### Exercise instructions
Look through the entries below and report how many lines hold the string "name". Only the number is wanted.

### Records provided
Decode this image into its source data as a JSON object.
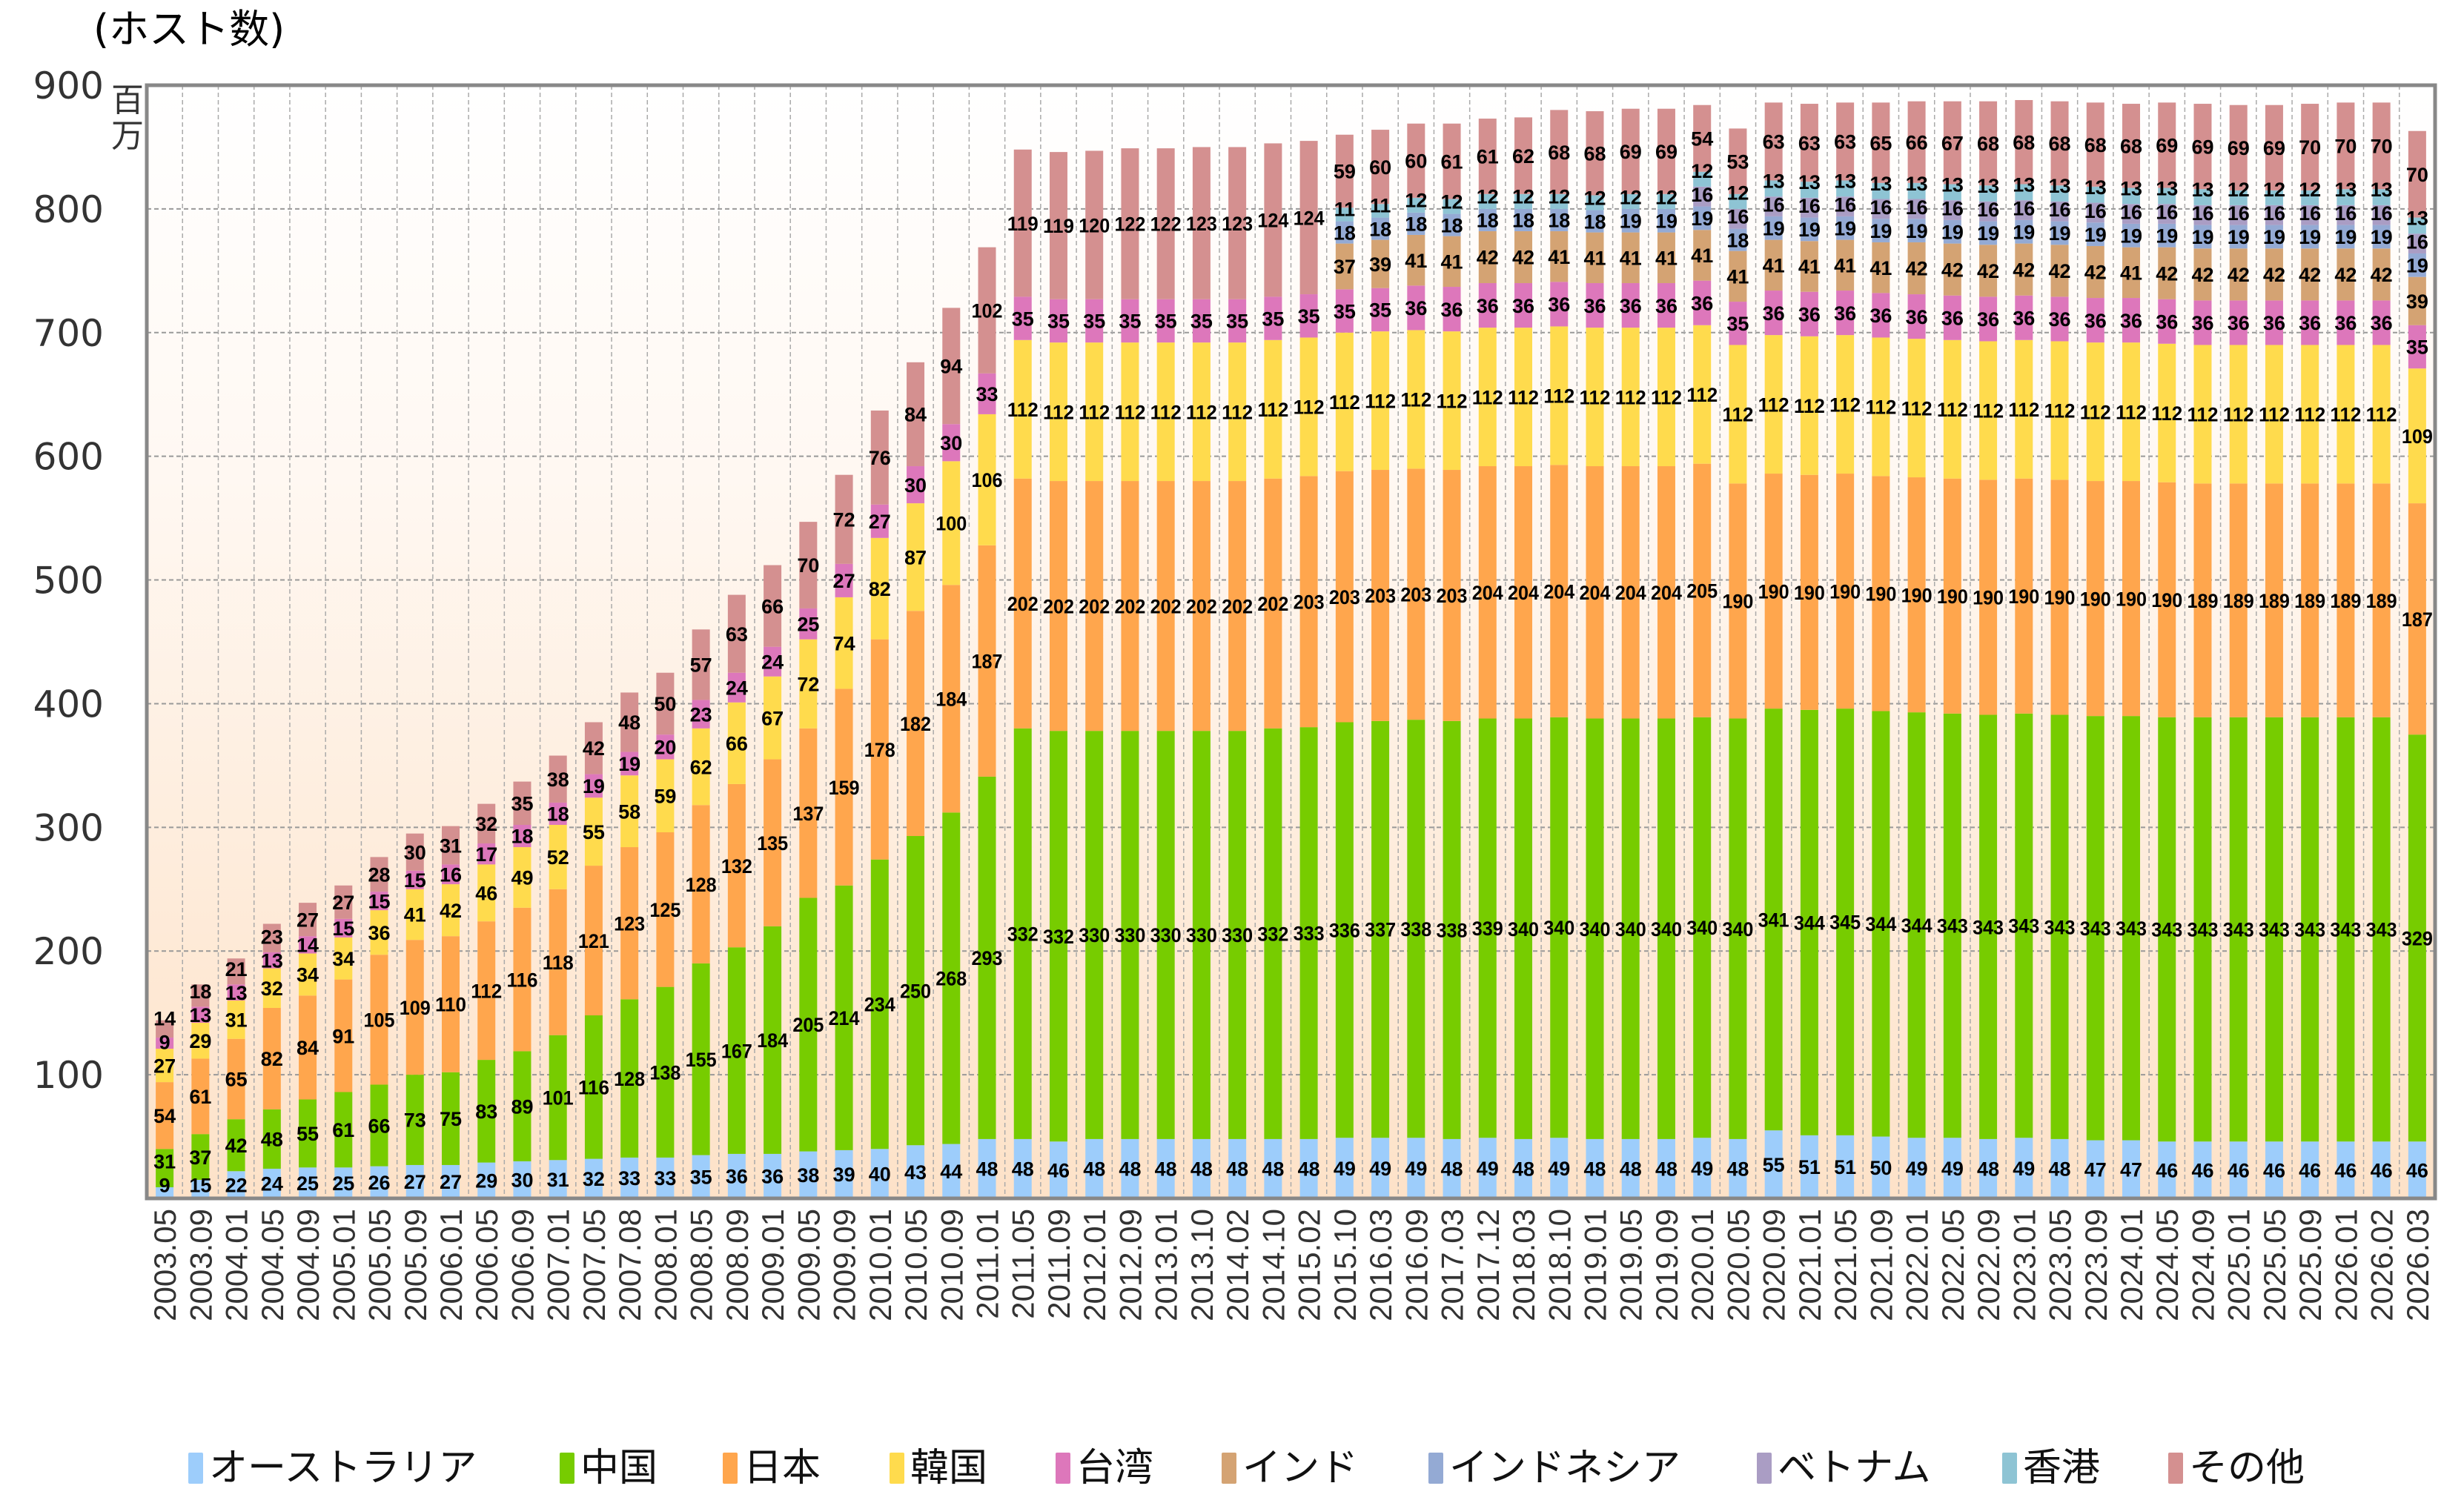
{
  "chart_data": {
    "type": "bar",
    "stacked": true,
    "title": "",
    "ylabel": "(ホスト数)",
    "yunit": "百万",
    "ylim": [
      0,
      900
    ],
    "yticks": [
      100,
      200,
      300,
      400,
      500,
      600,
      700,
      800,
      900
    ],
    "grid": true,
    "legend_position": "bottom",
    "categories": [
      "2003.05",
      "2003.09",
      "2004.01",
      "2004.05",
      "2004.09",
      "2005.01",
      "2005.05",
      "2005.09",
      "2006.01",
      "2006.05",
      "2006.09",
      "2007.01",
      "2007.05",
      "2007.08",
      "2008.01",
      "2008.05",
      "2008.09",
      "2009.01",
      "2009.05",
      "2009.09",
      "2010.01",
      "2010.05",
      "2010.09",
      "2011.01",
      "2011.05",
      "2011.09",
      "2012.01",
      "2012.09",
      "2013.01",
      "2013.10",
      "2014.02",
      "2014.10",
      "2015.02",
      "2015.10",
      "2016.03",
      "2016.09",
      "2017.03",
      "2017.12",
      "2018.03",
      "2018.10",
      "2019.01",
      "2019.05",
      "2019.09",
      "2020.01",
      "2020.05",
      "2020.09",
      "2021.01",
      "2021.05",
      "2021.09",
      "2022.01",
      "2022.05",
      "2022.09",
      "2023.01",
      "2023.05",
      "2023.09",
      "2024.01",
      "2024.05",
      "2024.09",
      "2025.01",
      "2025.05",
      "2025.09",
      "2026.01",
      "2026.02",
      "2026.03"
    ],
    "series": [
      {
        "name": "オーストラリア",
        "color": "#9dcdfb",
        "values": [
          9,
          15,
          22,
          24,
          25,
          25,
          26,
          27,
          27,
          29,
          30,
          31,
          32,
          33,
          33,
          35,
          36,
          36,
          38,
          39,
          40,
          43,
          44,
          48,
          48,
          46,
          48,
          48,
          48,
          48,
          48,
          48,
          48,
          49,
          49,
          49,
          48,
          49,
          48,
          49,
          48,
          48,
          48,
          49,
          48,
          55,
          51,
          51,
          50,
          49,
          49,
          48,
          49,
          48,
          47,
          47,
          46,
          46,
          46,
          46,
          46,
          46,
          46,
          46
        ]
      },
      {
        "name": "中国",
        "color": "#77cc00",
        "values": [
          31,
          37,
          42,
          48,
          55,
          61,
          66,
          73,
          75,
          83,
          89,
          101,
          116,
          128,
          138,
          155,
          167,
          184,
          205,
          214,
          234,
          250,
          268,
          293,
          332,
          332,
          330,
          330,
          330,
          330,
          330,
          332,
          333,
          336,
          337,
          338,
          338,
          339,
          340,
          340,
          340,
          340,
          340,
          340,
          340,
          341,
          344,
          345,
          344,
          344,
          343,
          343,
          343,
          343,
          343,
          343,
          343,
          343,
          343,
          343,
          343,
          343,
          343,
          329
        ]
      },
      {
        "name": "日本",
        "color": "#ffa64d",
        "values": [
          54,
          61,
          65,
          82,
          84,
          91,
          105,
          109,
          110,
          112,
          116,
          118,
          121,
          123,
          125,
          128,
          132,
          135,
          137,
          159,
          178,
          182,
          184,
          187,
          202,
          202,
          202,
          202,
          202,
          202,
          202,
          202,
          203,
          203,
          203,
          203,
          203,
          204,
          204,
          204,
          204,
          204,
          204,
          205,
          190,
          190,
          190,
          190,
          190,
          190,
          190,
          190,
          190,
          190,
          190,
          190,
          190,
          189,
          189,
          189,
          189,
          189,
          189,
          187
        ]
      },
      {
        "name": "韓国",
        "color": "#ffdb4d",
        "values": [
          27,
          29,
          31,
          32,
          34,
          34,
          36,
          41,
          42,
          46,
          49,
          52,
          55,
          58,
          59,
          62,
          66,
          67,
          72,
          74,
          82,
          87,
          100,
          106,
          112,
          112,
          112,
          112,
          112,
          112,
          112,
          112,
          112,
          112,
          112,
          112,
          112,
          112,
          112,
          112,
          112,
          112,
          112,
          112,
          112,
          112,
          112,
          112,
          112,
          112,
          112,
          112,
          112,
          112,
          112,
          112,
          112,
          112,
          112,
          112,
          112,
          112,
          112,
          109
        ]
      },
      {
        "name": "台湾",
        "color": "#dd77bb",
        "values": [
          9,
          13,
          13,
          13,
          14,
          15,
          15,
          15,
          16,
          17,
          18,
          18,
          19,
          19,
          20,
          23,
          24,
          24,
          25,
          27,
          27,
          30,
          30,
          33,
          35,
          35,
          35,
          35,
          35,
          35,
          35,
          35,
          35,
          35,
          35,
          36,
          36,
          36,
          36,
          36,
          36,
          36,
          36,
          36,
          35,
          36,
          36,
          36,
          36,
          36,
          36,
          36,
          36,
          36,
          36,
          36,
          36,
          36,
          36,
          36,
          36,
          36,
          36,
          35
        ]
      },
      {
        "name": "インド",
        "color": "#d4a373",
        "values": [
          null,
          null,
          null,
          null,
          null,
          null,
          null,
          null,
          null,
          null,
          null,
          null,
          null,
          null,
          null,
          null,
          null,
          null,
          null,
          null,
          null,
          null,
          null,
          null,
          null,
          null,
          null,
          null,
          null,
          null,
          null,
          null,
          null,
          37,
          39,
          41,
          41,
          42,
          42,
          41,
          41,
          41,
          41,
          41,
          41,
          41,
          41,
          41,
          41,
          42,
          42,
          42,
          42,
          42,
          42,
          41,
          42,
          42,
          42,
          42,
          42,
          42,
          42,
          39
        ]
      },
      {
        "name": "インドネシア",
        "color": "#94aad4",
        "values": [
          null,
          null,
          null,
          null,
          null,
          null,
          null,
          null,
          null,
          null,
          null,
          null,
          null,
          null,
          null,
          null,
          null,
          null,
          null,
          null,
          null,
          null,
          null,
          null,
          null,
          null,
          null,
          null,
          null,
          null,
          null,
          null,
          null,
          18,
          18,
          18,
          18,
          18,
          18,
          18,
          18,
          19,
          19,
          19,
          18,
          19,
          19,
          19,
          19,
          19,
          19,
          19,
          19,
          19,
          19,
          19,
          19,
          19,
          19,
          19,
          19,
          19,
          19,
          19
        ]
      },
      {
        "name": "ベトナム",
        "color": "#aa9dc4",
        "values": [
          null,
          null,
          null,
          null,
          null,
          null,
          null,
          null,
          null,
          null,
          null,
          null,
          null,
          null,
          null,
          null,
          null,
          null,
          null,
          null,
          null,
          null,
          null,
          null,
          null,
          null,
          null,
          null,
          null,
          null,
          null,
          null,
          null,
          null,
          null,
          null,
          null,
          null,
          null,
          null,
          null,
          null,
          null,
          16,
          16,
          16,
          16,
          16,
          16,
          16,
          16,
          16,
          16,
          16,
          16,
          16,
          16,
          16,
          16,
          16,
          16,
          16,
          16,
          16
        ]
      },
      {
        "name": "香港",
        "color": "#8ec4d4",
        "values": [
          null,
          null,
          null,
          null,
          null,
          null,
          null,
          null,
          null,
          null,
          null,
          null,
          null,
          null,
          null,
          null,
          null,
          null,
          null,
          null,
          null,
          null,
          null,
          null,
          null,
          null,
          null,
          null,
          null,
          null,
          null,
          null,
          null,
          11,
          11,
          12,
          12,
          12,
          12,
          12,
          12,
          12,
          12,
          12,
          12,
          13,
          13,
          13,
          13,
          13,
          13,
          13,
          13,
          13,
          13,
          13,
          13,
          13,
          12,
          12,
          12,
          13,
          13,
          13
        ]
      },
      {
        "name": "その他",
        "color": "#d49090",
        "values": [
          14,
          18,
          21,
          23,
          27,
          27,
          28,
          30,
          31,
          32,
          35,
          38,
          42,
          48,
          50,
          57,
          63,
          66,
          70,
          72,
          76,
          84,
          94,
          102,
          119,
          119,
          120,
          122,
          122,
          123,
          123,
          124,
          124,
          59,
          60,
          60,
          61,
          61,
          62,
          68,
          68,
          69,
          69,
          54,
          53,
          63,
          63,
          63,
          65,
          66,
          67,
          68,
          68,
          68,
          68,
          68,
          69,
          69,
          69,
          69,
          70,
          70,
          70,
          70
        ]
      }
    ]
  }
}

### Problem solution
10